(WORK INSTRUCTIONS) Give only the number of lines in the data that contain the word "VOUS".

Figure dataset records:
--- start ---

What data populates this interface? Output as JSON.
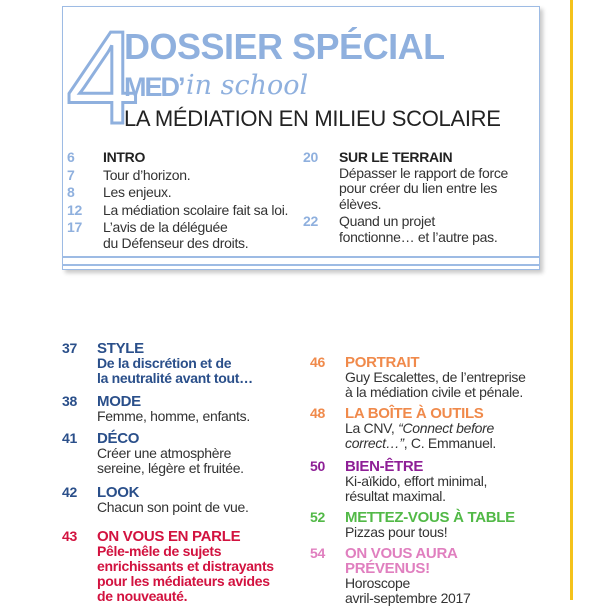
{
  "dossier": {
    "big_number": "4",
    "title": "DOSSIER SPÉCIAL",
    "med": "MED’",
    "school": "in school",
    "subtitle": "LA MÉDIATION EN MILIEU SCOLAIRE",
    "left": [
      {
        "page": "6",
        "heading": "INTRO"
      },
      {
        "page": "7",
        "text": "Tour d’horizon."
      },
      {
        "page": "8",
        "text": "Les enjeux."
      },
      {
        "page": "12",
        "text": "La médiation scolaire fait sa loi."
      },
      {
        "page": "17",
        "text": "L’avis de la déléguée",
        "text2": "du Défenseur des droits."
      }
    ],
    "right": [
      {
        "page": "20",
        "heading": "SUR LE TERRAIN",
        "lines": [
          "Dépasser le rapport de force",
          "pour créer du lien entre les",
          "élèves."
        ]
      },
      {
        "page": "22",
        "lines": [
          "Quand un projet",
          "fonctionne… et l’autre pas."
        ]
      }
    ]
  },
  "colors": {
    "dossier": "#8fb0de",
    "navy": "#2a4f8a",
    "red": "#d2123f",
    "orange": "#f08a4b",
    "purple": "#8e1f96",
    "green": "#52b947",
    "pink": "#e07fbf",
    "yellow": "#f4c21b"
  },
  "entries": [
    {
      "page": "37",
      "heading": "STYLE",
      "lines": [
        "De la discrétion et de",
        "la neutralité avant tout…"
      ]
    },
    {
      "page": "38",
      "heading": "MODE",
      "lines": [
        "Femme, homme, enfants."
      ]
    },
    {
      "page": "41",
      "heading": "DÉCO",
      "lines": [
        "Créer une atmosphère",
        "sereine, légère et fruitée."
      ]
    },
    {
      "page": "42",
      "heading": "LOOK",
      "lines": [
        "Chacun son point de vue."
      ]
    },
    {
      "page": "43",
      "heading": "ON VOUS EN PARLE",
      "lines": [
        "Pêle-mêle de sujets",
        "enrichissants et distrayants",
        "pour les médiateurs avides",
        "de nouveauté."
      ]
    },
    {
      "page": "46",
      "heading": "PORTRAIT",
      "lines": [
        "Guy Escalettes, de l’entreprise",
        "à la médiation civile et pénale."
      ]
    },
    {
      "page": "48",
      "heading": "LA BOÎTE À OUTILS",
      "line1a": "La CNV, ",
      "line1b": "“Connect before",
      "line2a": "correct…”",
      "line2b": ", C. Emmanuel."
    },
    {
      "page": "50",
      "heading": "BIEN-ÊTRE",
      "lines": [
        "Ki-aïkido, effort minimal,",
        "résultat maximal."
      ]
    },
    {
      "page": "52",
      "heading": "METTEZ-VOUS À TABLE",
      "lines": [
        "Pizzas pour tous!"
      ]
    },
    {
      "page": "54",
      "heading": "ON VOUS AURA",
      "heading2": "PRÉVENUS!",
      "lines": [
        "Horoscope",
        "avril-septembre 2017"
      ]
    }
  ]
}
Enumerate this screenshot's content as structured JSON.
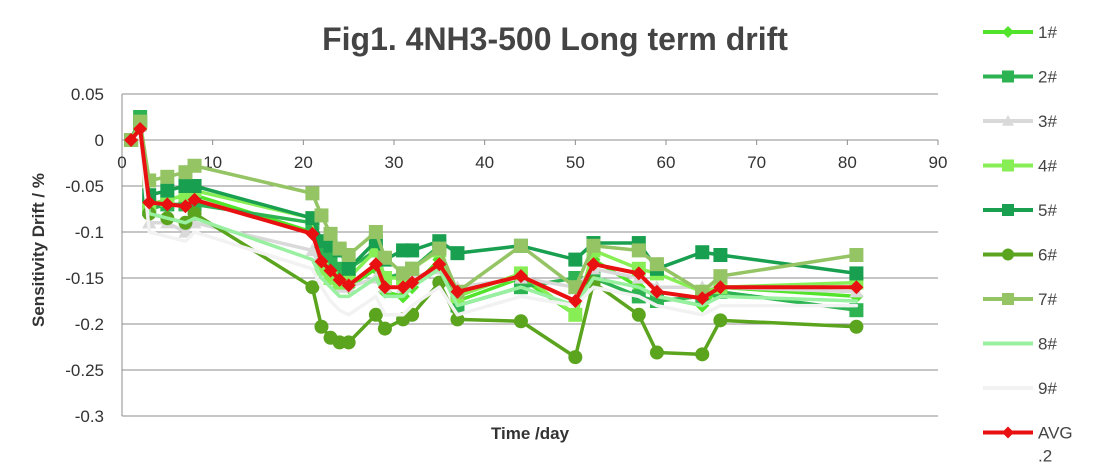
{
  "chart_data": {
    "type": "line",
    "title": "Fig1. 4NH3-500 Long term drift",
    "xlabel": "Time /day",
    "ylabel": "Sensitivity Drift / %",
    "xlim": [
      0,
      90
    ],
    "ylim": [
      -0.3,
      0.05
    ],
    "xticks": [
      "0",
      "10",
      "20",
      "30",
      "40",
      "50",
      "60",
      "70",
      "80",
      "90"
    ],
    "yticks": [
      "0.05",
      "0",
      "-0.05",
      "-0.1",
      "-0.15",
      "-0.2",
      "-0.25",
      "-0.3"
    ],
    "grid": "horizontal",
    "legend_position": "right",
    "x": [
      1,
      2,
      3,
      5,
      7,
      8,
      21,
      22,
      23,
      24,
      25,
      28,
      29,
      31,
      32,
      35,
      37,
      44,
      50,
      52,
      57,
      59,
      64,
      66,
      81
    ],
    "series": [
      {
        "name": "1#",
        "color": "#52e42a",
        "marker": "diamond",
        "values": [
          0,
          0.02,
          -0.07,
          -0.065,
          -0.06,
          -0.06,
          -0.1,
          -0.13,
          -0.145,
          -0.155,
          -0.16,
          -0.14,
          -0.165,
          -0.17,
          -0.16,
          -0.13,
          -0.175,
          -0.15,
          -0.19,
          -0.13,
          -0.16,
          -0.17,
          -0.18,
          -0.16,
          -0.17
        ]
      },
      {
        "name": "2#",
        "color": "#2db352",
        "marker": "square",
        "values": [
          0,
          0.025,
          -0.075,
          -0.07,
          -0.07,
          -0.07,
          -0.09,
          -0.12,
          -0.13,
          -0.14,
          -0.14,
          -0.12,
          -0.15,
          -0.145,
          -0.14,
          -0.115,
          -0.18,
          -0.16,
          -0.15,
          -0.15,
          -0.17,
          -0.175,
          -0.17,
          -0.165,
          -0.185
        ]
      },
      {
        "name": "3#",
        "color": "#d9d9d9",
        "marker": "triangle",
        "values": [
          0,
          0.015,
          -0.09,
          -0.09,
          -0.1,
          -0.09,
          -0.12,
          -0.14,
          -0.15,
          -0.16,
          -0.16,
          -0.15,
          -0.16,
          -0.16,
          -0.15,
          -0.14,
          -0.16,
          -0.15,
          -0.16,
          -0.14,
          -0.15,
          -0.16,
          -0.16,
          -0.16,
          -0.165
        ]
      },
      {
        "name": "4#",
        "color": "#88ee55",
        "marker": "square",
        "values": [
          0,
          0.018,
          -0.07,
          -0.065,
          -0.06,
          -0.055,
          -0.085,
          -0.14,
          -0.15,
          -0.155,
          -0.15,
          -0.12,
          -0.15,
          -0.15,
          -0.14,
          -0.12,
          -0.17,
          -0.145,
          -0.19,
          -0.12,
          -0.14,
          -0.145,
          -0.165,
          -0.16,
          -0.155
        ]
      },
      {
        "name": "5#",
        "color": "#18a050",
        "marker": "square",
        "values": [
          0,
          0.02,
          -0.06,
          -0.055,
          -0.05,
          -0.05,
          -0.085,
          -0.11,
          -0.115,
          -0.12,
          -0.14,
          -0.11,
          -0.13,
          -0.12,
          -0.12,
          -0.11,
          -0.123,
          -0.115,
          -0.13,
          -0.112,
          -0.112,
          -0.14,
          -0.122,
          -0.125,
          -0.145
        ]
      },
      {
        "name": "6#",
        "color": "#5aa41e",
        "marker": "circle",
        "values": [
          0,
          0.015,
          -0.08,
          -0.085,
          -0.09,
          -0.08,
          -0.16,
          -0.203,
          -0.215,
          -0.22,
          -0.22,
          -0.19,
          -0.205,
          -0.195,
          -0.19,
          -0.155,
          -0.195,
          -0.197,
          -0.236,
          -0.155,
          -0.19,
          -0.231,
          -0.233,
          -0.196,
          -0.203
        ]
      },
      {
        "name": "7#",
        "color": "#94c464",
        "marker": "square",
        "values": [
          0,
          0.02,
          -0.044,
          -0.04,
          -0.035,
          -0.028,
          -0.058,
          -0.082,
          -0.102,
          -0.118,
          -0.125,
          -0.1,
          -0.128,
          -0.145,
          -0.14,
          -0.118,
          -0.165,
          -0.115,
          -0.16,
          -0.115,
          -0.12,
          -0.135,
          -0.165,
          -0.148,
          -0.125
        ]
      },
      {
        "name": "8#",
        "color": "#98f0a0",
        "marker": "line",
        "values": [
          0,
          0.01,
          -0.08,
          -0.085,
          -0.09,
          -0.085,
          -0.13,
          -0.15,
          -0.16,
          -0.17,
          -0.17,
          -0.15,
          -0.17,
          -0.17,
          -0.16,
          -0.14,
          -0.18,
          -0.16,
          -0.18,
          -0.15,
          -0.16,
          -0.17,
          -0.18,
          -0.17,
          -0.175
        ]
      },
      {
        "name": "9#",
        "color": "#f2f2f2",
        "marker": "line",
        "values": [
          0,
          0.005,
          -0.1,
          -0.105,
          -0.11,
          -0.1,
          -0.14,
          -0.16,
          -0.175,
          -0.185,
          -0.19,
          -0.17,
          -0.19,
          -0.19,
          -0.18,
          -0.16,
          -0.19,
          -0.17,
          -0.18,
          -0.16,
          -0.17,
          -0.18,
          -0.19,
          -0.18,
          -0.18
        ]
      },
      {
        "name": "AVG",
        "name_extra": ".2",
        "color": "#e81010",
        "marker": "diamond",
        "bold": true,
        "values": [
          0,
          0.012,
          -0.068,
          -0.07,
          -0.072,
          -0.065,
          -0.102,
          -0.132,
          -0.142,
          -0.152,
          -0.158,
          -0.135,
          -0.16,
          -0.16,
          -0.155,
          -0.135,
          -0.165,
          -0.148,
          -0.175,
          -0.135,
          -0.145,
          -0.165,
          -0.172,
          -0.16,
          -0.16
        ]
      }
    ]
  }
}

--- end ---

(COMPLETE OUTPUT) 3